* Begin Provided material *

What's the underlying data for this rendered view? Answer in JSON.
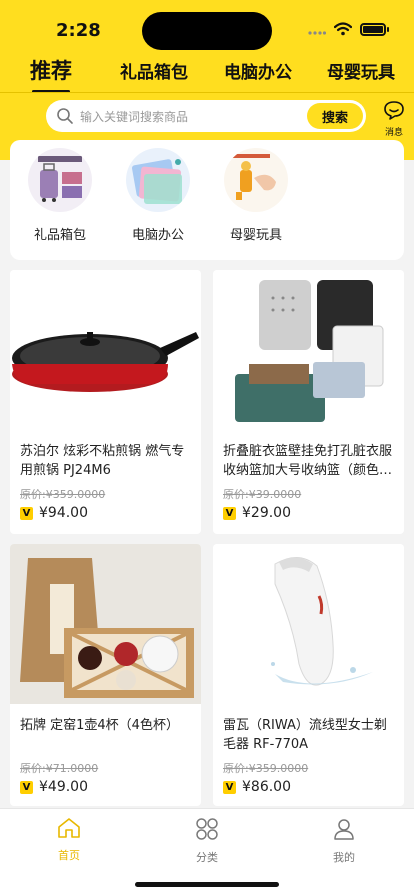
{
  "status_bar": {
    "time": "2:28"
  },
  "tabs": [
    {
      "label": "推荐",
      "active": true
    },
    {
      "label": "礼品箱包",
      "active": false
    },
    {
      "label": "电脑办公",
      "active": false
    },
    {
      "label": "母婴玩具",
      "active": false
    }
  ],
  "search": {
    "placeholder": "输入关键词搜索商品",
    "button": "搜索"
  },
  "message": {
    "label": "消息",
    "icon": "chat-smile-icon"
  },
  "categories": [
    {
      "name": "礼品箱包",
      "icon": "luggage-image"
    },
    {
      "name": "电脑办公",
      "icon": "folders-image"
    },
    {
      "name": "母婴玩具",
      "icon": "toy-image"
    }
  ],
  "products": [
    {
      "title": "苏泊尔 炫彩不粘煎锅 燃气专用煎锅 PJ24M6",
      "original_price": "原价:¥359.0000",
      "price": "¥94.00",
      "badge": "V"
    },
    {
      "title": "折叠脏衣篮壁挂免打孔脏衣服收纳篮加大号收纳篮（颜色…",
      "original_price": "原价:¥39.0000",
      "price": "¥29.00",
      "badge": "V"
    },
    {
      "title": "拓牌 定窑1壶4杯（4色杯）",
      "original_price": "原价:¥71.0000",
      "price": "¥49.00",
      "badge": "V"
    },
    {
      "title": "雷瓦（RIWA）流线型女士剃毛器 RF-770A",
      "original_price": "原价:¥359.0000",
      "price": "¥86.00",
      "badge": "V"
    }
  ],
  "tabbar": [
    {
      "label": "首页",
      "icon": "home-icon",
      "active": true
    },
    {
      "label": "分类",
      "icon": "grid-circles-icon",
      "active": false
    },
    {
      "label": "我的",
      "icon": "user-icon",
      "active": false
    }
  ],
  "colors": {
    "accent": "#ffde1f",
    "active_tab": "#e8b800",
    "text": "#222222",
    "muted": "#999999"
  }
}
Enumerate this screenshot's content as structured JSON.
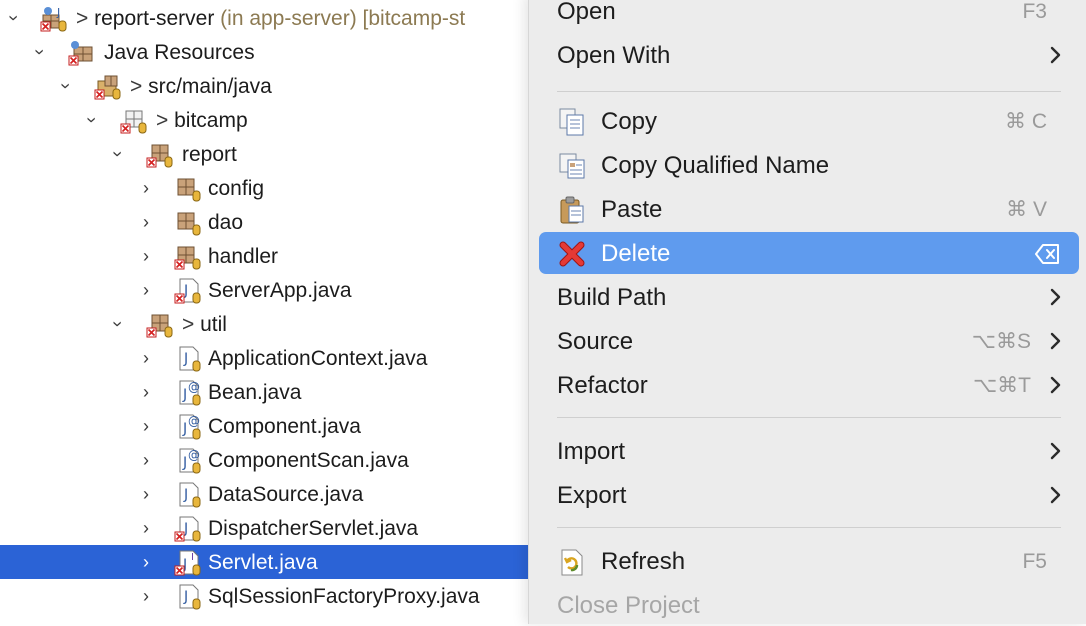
{
  "tree": {
    "rows": [
      {
        "name": "report-server",
        "decorator": "(in app-server) [bitcamp-st",
        "dirty": true
      },
      {
        "name": "Java Resources"
      },
      {
        "name": "src/main/java",
        "dirty": true
      },
      {
        "name": "bitcamp",
        "dirty": true
      },
      {
        "name": "report"
      },
      {
        "name": "config"
      },
      {
        "name": "dao"
      },
      {
        "name": "handler"
      },
      {
        "name": "ServerApp.java"
      },
      {
        "name": "util",
        "dirty": true
      },
      {
        "name": "ApplicationContext.java"
      },
      {
        "name": "Bean.java"
      },
      {
        "name": "Component.java"
      },
      {
        "name": "ComponentScan.java"
      },
      {
        "name": "DataSource.java"
      },
      {
        "name": "DispatcherServlet.java"
      },
      {
        "name": "Servlet.java",
        "selected": true
      },
      {
        "name": "SqlSessionFactoryProxy.java"
      }
    ]
  },
  "menu": {
    "items": [
      {
        "label": "Open",
        "shortcut": "F3"
      },
      {
        "label": "Open With"
      },
      {
        "label": "Copy",
        "shortcut": "⌘ C"
      },
      {
        "label": "Copy Qualified Name"
      },
      {
        "label": "Paste",
        "shortcut": "⌘ V"
      },
      {
        "label": "Delete"
      },
      {
        "label": "Build Path"
      },
      {
        "label": "Source",
        "shortcut": "⌥⌘S"
      },
      {
        "label": "Refactor",
        "shortcut": "⌥⌘T"
      },
      {
        "label": "Import"
      },
      {
        "label": "Export"
      },
      {
        "label": "Refresh",
        "shortcut": "F5"
      },
      {
        "label": "Close Project"
      }
    ]
  },
  "colors": {
    "selection": "#2b63d6",
    "menu_highlight": "#5f9bee",
    "menu_background": "#ececec",
    "decorator": "#8c7a52"
  },
  "icons": {
    "project": "java-project-icon",
    "source_folder": "source-folder-icon",
    "package": "package-icon",
    "java_file": "java-file-icon",
    "annotation_file": "annotation-file-icon",
    "interface_file": "interface-file-icon",
    "error_overlay": "error-overlay-icon",
    "copy": "copy-icon",
    "copy_qualified": "copy-qualified-name-icon",
    "paste": "paste-icon",
    "delete": "delete-icon",
    "refresh": "refresh-icon",
    "submenu": "chevron-right-icon",
    "delete_key": "delete-key-icon"
  }
}
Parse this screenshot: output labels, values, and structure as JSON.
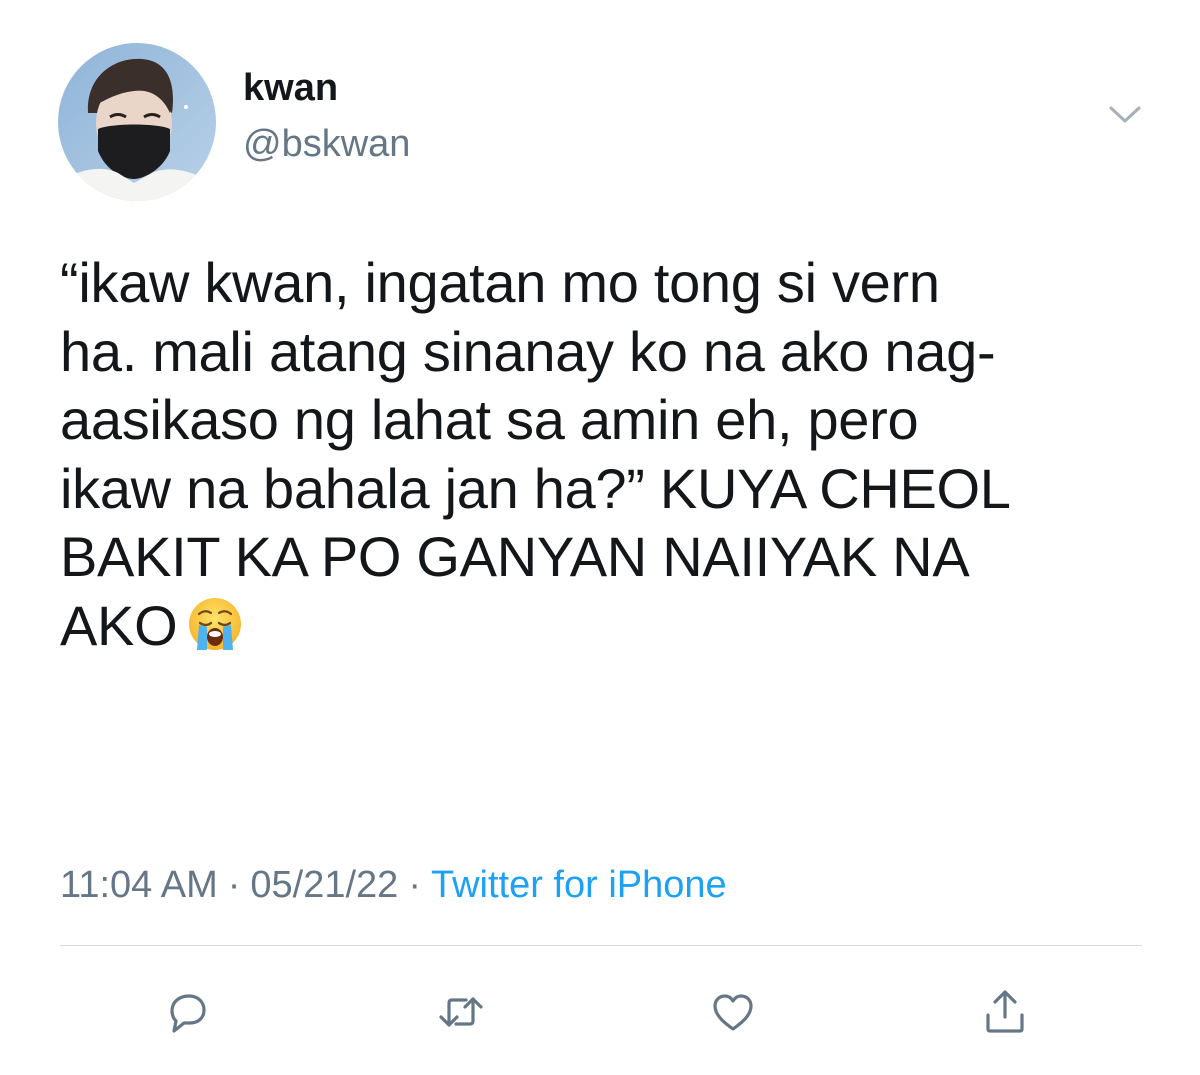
{
  "author": {
    "display_name": "kwan",
    "handle": "@bskwan",
    "avatar_icon": "profile-photo"
  },
  "tweet": {
    "lines": [
      "“ikaw kwan, ingatan mo tong si vern",
      "ha. mali atang sinanay ko na ako nag-",
      "aasikaso ng lahat sa amin eh, pero",
      "ikaw na bahala jan ha?” KUYA CHEOL",
      "BAKIT KA PO GANYAN NAIIYAK NA",
      "AKO"
    ],
    "emoji": "loudly-crying-face"
  },
  "meta": {
    "time": "11:04 AM",
    "separator": "·",
    "date": "05/21/22",
    "source": "Twitter for iPhone"
  },
  "actions": {
    "reply_icon": "reply-icon",
    "retweet_icon": "retweet-icon",
    "like_icon": "heart-icon",
    "share_icon": "share-icon"
  },
  "colors": {
    "text": "#14171a",
    "secondary": "#657786",
    "link": "#1da1f2",
    "divider": "#d7dce0"
  }
}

* End Provided material *

Exercise requirements: Select the lines that carry the string "decorator" and copy them.

The reply:
        "decorator": "(in app-server) [bitcamp-st",
    "decorator": "#8c7a52"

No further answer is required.